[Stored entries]
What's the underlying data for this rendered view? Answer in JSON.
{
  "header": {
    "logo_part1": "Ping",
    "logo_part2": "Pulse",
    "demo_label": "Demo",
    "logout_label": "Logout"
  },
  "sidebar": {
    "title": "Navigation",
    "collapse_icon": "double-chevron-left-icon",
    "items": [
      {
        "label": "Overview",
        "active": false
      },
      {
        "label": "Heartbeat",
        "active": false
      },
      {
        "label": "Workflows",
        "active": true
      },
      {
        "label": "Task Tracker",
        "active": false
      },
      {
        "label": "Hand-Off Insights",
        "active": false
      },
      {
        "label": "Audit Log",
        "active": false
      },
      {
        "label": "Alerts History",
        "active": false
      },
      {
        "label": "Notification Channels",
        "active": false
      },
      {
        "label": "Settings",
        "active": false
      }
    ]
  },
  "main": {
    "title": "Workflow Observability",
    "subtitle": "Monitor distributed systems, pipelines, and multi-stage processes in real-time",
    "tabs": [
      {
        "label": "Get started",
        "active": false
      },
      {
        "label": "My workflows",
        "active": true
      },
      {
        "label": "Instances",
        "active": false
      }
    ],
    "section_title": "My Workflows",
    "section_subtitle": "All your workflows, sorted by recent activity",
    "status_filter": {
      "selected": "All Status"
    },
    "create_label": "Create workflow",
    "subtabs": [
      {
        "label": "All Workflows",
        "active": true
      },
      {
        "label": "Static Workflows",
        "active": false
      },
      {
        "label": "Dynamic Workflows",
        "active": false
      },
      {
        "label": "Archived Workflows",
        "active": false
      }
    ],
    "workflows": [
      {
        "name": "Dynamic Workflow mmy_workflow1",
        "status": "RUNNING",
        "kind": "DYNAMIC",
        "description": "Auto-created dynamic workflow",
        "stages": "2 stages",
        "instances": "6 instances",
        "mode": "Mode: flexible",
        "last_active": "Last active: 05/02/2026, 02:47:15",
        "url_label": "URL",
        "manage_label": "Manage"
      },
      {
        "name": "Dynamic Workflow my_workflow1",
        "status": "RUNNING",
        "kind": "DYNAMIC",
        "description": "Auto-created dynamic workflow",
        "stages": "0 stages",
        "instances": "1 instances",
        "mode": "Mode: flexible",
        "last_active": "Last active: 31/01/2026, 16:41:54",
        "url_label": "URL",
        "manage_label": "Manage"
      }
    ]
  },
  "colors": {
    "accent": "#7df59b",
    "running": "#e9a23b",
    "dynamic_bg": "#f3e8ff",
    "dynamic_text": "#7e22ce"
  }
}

**EXERCISE DESCRIPTION:** Write down every line of the data exactly as it appears above.

**RESULT:**
What's the underlying data for this rendered view? Answer in JSON.
{
  "header": {
    "logo_part1": "Ping",
    "logo_part2": "Pulse",
    "demo_label": "Demo",
    "logout_label": "Logout"
  },
  "sidebar": {
    "title": "Navigation",
    "collapse_icon": "double-chevron-left-icon",
    "items": [
      {
        "label": "Overview",
        "active": false
      },
      {
        "label": "Heartbeat",
        "active": false
      },
      {
        "label": "Workflows",
        "active": true
      },
      {
        "label": "Task Tracker",
        "active": false
      },
      {
        "label": "Hand-Off Insights",
        "active": false
      },
      {
        "label": "Audit Log",
        "active": false
      },
      {
        "label": "Alerts History",
        "active": false
      },
      {
        "label": "Notification Channels",
        "active": false
      },
      {
        "label": "Settings",
        "active": false
      }
    ]
  },
  "main": {
    "title": "Workflow Observability",
    "subtitle": "Monitor distributed systems, pipelines, and multi-stage processes in real-time",
    "tabs": [
      {
        "label": "Get started",
        "active": false
      },
      {
        "label": "My workflows",
        "active": true
      },
      {
        "label": "Instances",
        "active": false
      }
    ],
    "section_title": "My Workflows",
    "section_subtitle": "All your workflows, sorted by recent activity",
    "status_filter": {
      "selected": "All Status"
    },
    "create_label": "Create workflow",
    "subtabs": [
      {
        "label": "All Workflows",
        "active": true
      },
      {
        "label": "Static Workflows",
        "active": false
      },
      {
        "label": "Dynamic Workflows",
        "active": false
      },
      {
        "label": "Archived Workflows",
        "active": false
      }
    ],
    "workflows": [
      {
        "name": "Dynamic Workflow mmy_workflow1",
        "status": "RUNNING",
        "kind": "DYNAMIC",
        "description": "Auto-created dynamic workflow",
        "stages": "2 stages",
        "instances": "6 instances",
        "mode": "Mode: flexible",
        "last_active": "Last active: 05/02/2026, 02:47:15",
        "url_label": "URL",
        "manage_label": "Manage"
      },
      {
        "name": "Dynamic Workflow my_workflow1",
        "status": "RUNNING",
        "kind": "DYNAMIC",
        "description": "Auto-created dynamic workflow",
        "stages": "0 stages",
        "instances": "1 instances",
        "mode": "Mode: flexible",
        "last_active": "Last active: 31/01/2026, 16:41:54",
        "url_label": "URL",
        "manage_label": "Manage"
      }
    ]
  },
  "colors": {
    "accent": "#7df59b",
    "running": "#e9a23b",
    "dynamic_bg": "#f3e8ff",
    "dynamic_text": "#7e22ce"
  }
}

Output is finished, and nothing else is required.